(Items from a data source)
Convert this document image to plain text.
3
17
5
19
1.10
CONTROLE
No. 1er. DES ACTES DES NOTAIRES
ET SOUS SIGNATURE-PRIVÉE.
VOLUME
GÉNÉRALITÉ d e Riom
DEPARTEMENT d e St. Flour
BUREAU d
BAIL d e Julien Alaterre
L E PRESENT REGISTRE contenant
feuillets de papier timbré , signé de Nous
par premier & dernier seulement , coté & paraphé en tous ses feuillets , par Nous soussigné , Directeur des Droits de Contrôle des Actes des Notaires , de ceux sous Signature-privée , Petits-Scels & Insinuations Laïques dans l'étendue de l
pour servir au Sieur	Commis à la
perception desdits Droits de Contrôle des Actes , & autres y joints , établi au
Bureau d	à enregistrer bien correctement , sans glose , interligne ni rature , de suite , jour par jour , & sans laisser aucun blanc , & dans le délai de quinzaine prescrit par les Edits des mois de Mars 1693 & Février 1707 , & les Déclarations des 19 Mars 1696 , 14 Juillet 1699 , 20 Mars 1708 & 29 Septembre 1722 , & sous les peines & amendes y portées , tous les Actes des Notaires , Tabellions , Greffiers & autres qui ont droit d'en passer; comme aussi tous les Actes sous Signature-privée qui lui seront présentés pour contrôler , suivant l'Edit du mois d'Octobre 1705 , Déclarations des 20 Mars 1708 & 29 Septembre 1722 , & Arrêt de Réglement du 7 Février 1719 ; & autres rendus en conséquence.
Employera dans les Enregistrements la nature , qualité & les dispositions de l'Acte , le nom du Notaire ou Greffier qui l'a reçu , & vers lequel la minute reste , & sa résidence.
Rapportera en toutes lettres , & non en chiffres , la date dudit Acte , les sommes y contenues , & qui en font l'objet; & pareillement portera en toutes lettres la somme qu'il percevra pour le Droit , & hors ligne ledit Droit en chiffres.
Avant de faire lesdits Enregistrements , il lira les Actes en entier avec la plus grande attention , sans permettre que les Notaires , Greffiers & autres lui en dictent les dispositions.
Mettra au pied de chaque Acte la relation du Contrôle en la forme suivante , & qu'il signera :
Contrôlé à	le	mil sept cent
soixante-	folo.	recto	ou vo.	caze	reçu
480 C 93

* **Instructions to follow**: Using the data above, print every record exactly as shown.

* **Answer below**:
Convert this document image to plain text.
3
17
5
19
1.10
CONTROLE
No. 1er. DES ACTES DES NOTAIRES
ET SOUS SIGNATURE-PRIVÉE.
VOLUME
GÉNÉRALITÉ d e Riom
DEPARTEMENT d e St. Flour
BUREAU d
BAIL d e Julien Alaterre
L E PRESENT REGISTRE contenant
feuillets de papier timbré , signé de Nous
par premier & dernier seulement , coté & paraphé en tous ses feuillets , par Nous soussigné , Directeur des Droits de Contrôle des Actes des Notaires , de ceux sous Signature-privée , Petits-Scels & Insinuations Laïques dans l'étendue de l
pour servir au Sieur	Commis à la
perception desdits Droits de Contrôle des Actes , & autres y joints , établi au
Bureau d	à enregistrer bien correctement , sans glose , interligne ni rature , de suite , jour par jour , & sans laisser aucun blanc , & dans le délai de quinzaine prescrit par les Edits des mois de Mars 1693 & Février 1707 , & les Déclarations des 19 Mars 1696 , 14 Juillet 1699 , 20 Mars 1708 & 29 Septembre 1722 , & sous les peines & amendes y portées , tous les Actes des Notaires , Tabellions , Greffiers & autres qui ont droit d'en passer; comme aussi tous les Actes sous Signature-privée qui lui seront présentés pour contrôler , suivant l'Edit du mois d'Octobre 1705 , Déclarations des 20 Mars 1708 & 29 Septembre 1722 , & Arrêt de Réglement du 7 Février 1719 ; & autres rendus en conséquence.
Employera dans les Enregistrements la nature , qualité & les dispositions de l'Acte , le nom du Notaire ou Greffier qui l'a reçu , & vers lequel la minute reste , & sa résidence.
Rapportera en toutes lettres , & non en chiffres , la date dudit Acte , les sommes y contenues , & qui en font l'objet; & pareillement portera en toutes lettres la somme qu'il percevra pour le Droit , & hors ligne ledit Droit en chiffres.
Avant de faire lesdits Enregistrements , il lira les Actes en entier avec la plus grande attention , sans permettre que les Notaires , Greffiers & autres lui en dictent les dispositions.
Mettra au pied de chaque Acte la relation du Contrôle en la forme suivante , & qu'il signera :
Contrôlé à	le	mil sept cent
soixante-	folo.	recto	ou vo.	caze	reçu
480 C 93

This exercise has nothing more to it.